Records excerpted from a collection
—————
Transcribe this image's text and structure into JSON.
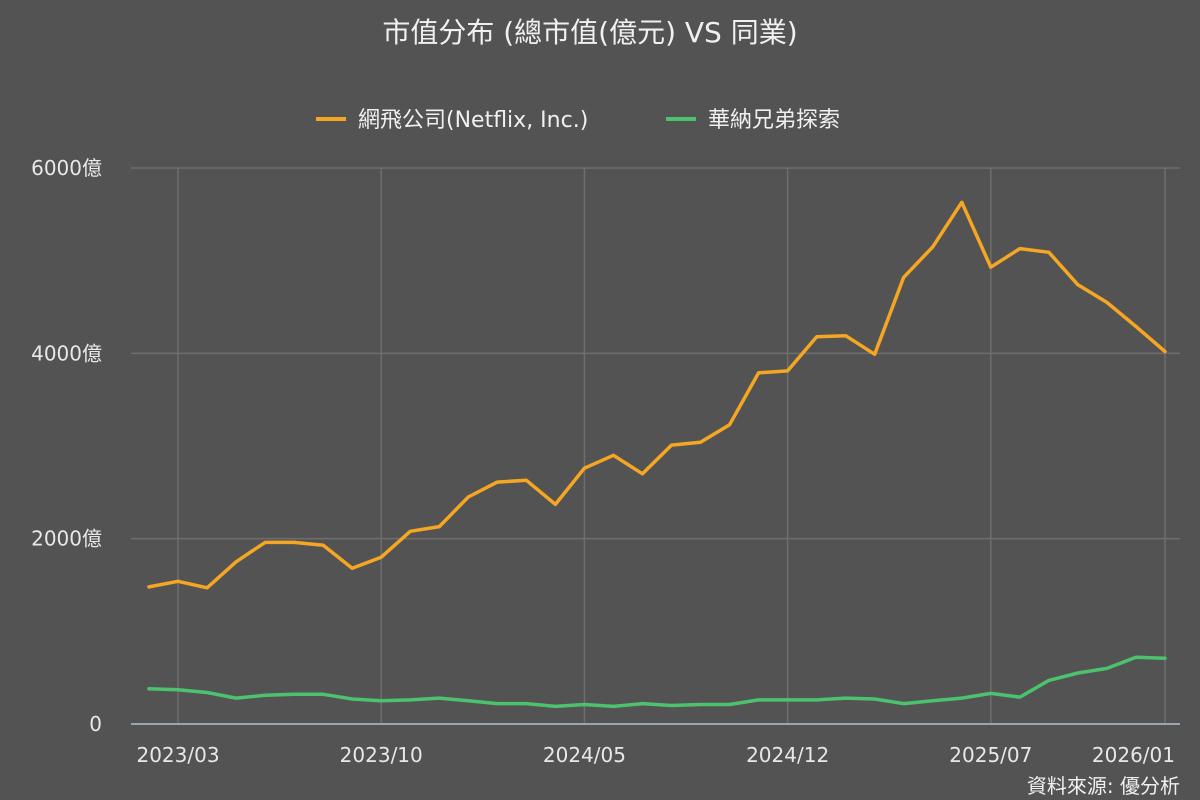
{
  "chart_data": {
    "type": "line",
    "title": "市值分布 (總市值(億元) VS 同業)",
    "x": [
      "2023/02",
      "2023/03",
      "2023/04",
      "2023/05",
      "2023/06",
      "2023/07",
      "2023/08",
      "2023/09",
      "2023/10",
      "2023/11",
      "2023/12",
      "2024/01",
      "2024/02",
      "2024/03",
      "2024/04",
      "2024/05",
      "2024/06",
      "2024/07",
      "2024/08",
      "2024/09",
      "2024/10",
      "2024/11",
      "2024/12",
      "2025/01",
      "2025/02",
      "2025/03",
      "2025/04",
      "2025/05",
      "2025/06",
      "2025/07",
      "2025/08",
      "2025/09",
      "2025/10",
      "2025/11",
      "2025/12",
      "2026/01"
    ],
    "x_tick_labels": [
      "2023/03",
      "2023/10",
      "2024/05",
      "2024/12",
      "2025/07",
      "2026/01"
    ],
    "series": [
      {
        "name": "網飛公司(Netflix, Inc.)",
        "color": "#f5a623",
        "values": [
          1480,
          1540,
          1470,
          1750,
          1960,
          1960,
          1930,
          1680,
          1800,
          2080,
          2130,
          2450,
          2610,
          2630,
          2370,
          2760,
          2900,
          2700,
          3010,
          3040,
          3230,
          3790,
          3810,
          4180,
          4190,
          3990,
          4820,
          5150,
          5630,
          4930,
          5130,
          5090,
          4740,
          4550,
          4290,
          4020
        ]
      },
      {
        "name": "華納兄弟探索",
        "color": "#4cc26e",
        "values": [
          380,
          370,
          340,
          280,
          310,
          320,
          320,
          270,
          250,
          260,
          280,
          250,
          220,
          220,
          190,
          210,
          190,
          220,
          200,
          210,
          210,
          260,
          260,
          260,
          280,
          270,
          220,
          250,
          280,
          330,
          290,
          470,
          550,
          600,
          720,
          710
        ]
      }
    ],
    "y_tick_labels": [
      "0",
      "2000億",
      "4000億",
      "6000億"
    ],
    "ylim": [
      0,
      6000
    ],
    "y_ticks": [
      0,
      2000,
      4000,
      6000
    ],
    "grid": true,
    "legend_position": "top-center",
    "source": "資料來源: 優分析"
  }
}
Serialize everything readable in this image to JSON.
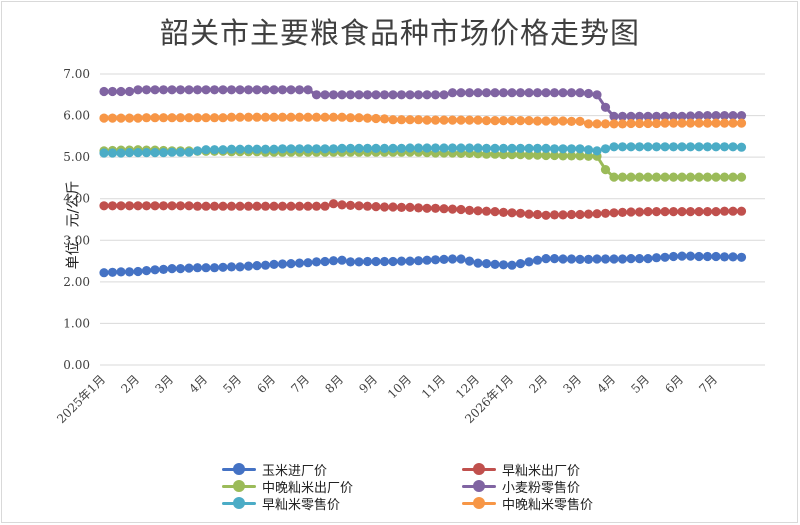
{
  "chart_data": {
    "type": "line",
    "title": "韶关市主要粮食品种市场价格走势图",
    "ylabel": "单位：元/公斤",
    "xlabel": "",
    "ylim": [
      0,
      7
    ],
    "yticks": [
      "0.00",
      "1.00",
      "2.00",
      "3.00",
      "4.00",
      "5.00",
      "6.00",
      "7.00"
    ],
    "x_tick_labels": [
      "2025年1月",
      "2月",
      "3月",
      "4月",
      "5月",
      "6月",
      "7月",
      "8月",
      "9月",
      "10月",
      "11月",
      "12月",
      "2026年1月",
      "2月",
      "3月",
      "4月",
      "5月",
      "6月",
      "7月"
    ],
    "points_per_month": 4,
    "grid": "horizontal",
    "legend_position": "bottom",
    "series": [
      {
        "name": "玉米进厂价",
        "color": "#4472c4",
        "knots": [
          [
            0,
            2.22
          ],
          [
            4,
            2.25
          ],
          [
            8,
            2.32
          ],
          [
            16,
            2.36
          ],
          [
            20,
            2.42
          ],
          [
            24,
            2.46
          ],
          [
            28,
            2.52
          ],
          [
            29,
            2.48
          ],
          [
            36,
            2.5
          ],
          [
            40,
            2.54
          ],
          [
            42,
            2.55
          ],
          [
            44,
            2.45
          ],
          [
            48,
            2.4
          ],
          [
            52,
            2.56
          ],
          [
            56,
            2.54
          ],
          [
            64,
            2.56
          ],
          [
            68,
            2.62
          ],
          [
            76,
            2.59
          ],
          [
            84,
            2.57
          ],
          [
            88,
            2.56
          ],
          [
            91,
            2.55
          ]
        ]
      },
      {
        "name": "早籼米出厂价",
        "color": "#c0504d",
        "knots": [
          [
            0,
            3.83
          ],
          [
            20,
            3.82
          ],
          [
            26,
            3.82
          ],
          [
            27,
            3.88
          ],
          [
            28,
            3.85
          ],
          [
            32,
            3.81
          ],
          [
            40,
            3.76
          ],
          [
            48,
            3.66
          ],
          [
            52,
            3.6
          ],
          [
            56,
            3.62
          ],
          [
            60,
            3.66
          ],
          [
            64,
            3.69
          ],
          [
            82,
            3.7
          ],
          [
            83,
            4.1
          ],
          [
            84,
            4.23
          ],
          [
            91,
            4.23
          ]
        ]
      },
      {
        "name": "中晚籼米出厂价",
        "color": "#9bbb59",
        "knots": [
          [
            0,
            5.15
          ],
          [
            4,
            5.18
          ],
          [
            8,
            5.15
          ],
          [
            20,
            5.12
          ],
          [
            28,
            5.12
          ],
          [
            36,
            5.12
          ],
          [
            40,
            5.1
          ],
          [
            48,
            5.06
          ],
          [
            52,
            5.04
          ],
          [
            58,
            5.02
          ],
          [
            59,
            4.7
          ],
          [
            60,
            4.52
          ],
          [
            82,
            4.52
          ],
          [
            83,
            4.57
          ],
          [
            84,
            4.62
          ],
          [
            91,
            4.62
          ]
        ]
      },
      {
        "name": "小麦粉零售价",
        "color": "#8064a2",
        "knots": [
          [
            0,
            6.58
          ],
          [
            3,
            6.58
          ],
          [
            4,
            6.62
          ],
          [
            24,
            6.62
          ],
          [
            25,
            6.5
          ],
          [
            40,
            6.5
          ],
          [
            41,
            6.55
          ],
          [
            56,
            6.55
          ],
          [
            58,
            6.5
          ],
          [
            59,
            6.2
          ],
          [
            60,
            5.98
          ],
          [
            68,
            5.98
          ],
          [
            70,
            6.0
          ],
          [
            91,
            6.0
          ]
        ]
      },
      {
        "name": "早籼米零售价",
        "color": "#4bacc6",
        "knots": [
          [
            0,
            5.1
          ],
          [
            10,
            5.12
          ],
          [
            12,
            5.18
          ],
          [
            24,
            5.2
          ],
          [
            40,
            5.22
          ],
          [
            56,
            5.2
          ],
          [
            58,
            5.15
          ],
          [
            60,
            5.25
          ],
          [
            88,
            5.24
          ],
          [
            89,
            5.13
          ],
          [
            91,
            5.13
          ]
        ]
      },
      {
        "name": "中晚籼米零售价",
        "color": "#f79646",
        "knots": [
          [
            0,
            5.94
          ],
          [
            20,
            5.96
          ],
          [
            28,
            5.96
          ],
          [
            32,
            5.93
          ],
          [
            34,
            5.9
          ],
          [
            48,
            5.88
          ],
          [
            56,
            5.86
          ],
          [
            57,
            5.8
          ],
          [
            60,
            5.8
          ],
          [
            68,
            5.82
          ],
          [
            78,
            5.82
          ],
          [
            82,
            5.78
          ],
          [
            84,
            5.72
          ],
          [
            88,
            5.72
          ],
          [
            89,
            5.56
          ],
          [
            91,
            5.56
          ]
        ]
      }
    ]
  }
}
—————
● **Exercise requirements**
Find the string "name" in the listing and return every line that holds it.

● **Full output**
        "name": "網飛公司(Netflix, Inc.)",
        "name": "華納兄弟探索",
        "name": "玉米进厂价",
        "name": "早籼米出厂价",
        "name": "中晚籼米出厂价",
        "name": "小麦粉零售价",
        "name": "早籼米零售价",
        "name": "中晚籼米零售价",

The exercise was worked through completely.